_Task goal_
Repeat, exactly and in full, the lines of the listing below, but without any pictures.

(Stored records)
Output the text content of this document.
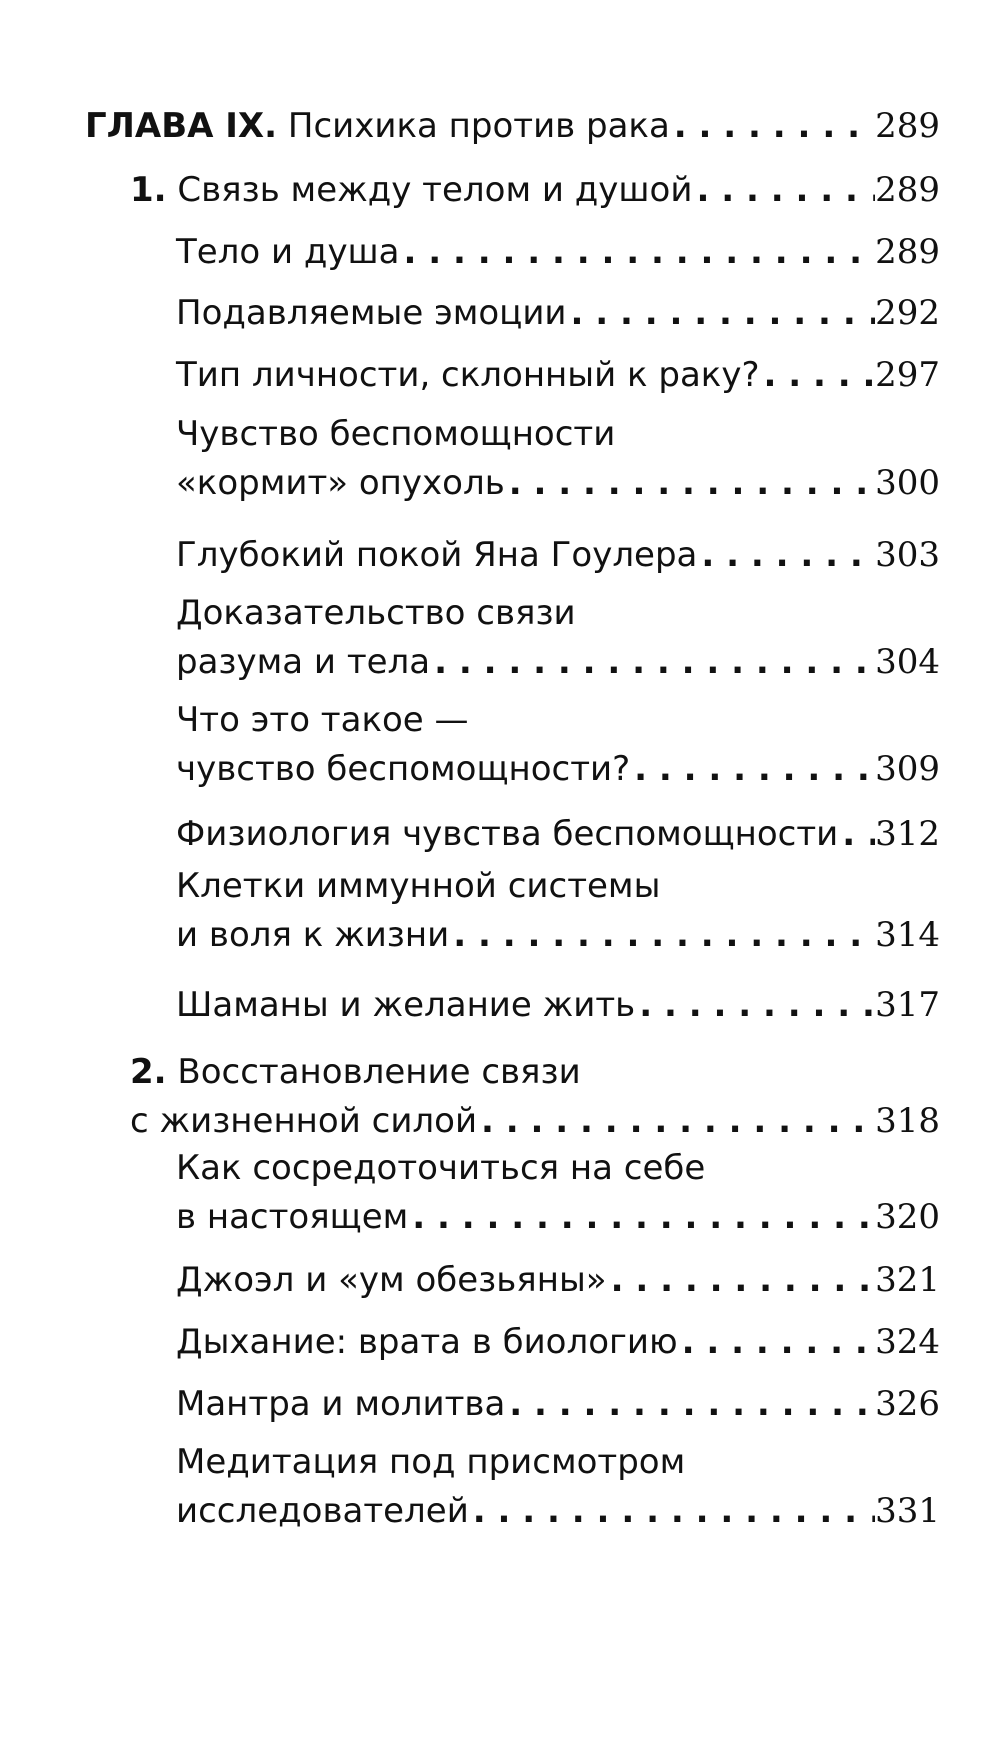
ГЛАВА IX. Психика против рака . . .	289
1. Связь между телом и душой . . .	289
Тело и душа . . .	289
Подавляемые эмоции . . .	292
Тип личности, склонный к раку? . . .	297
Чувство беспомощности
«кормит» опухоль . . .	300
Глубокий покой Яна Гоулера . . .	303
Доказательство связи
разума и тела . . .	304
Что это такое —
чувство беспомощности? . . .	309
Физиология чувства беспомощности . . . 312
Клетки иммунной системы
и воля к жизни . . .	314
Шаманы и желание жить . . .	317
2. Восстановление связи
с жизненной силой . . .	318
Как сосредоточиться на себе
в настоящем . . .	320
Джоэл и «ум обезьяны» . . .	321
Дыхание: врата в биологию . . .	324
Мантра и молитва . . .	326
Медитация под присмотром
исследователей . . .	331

_Answer for this exercise_
Output the text content of this document.
ГЛАВА IX. Психика против рака . . .	289
1. Связь между телом и душой . . .	289
Тело и душа . . .	289
Подавляемые эмоции . . .	292
Тип личности, склонный к раку? . . .	297
Чувство беспомощности
«кормит» опухоль . . .	300
Глубокий покой Яна Гоулера . . .	303
Доказательство связи
разума и тела . . .	304
Что это такое —
чувство беспомощности? . . .	309
Физиология чувства беспомощности . . . 312
Клетки иммунной системы
и воля к жизни . . .	314
Шаманы и желание жить . . .	317
2. Восстановление связи
с жизненной силой . . .	318
Как сосредоточиться на себе
в настоящем . . .	320
Джоэл и «ум обезьяны» . . .	321
Дыхание: врата в биологию . . .	324
Мантра и молитва . . .	326
Медитация под присмотром
исследователей . . .	331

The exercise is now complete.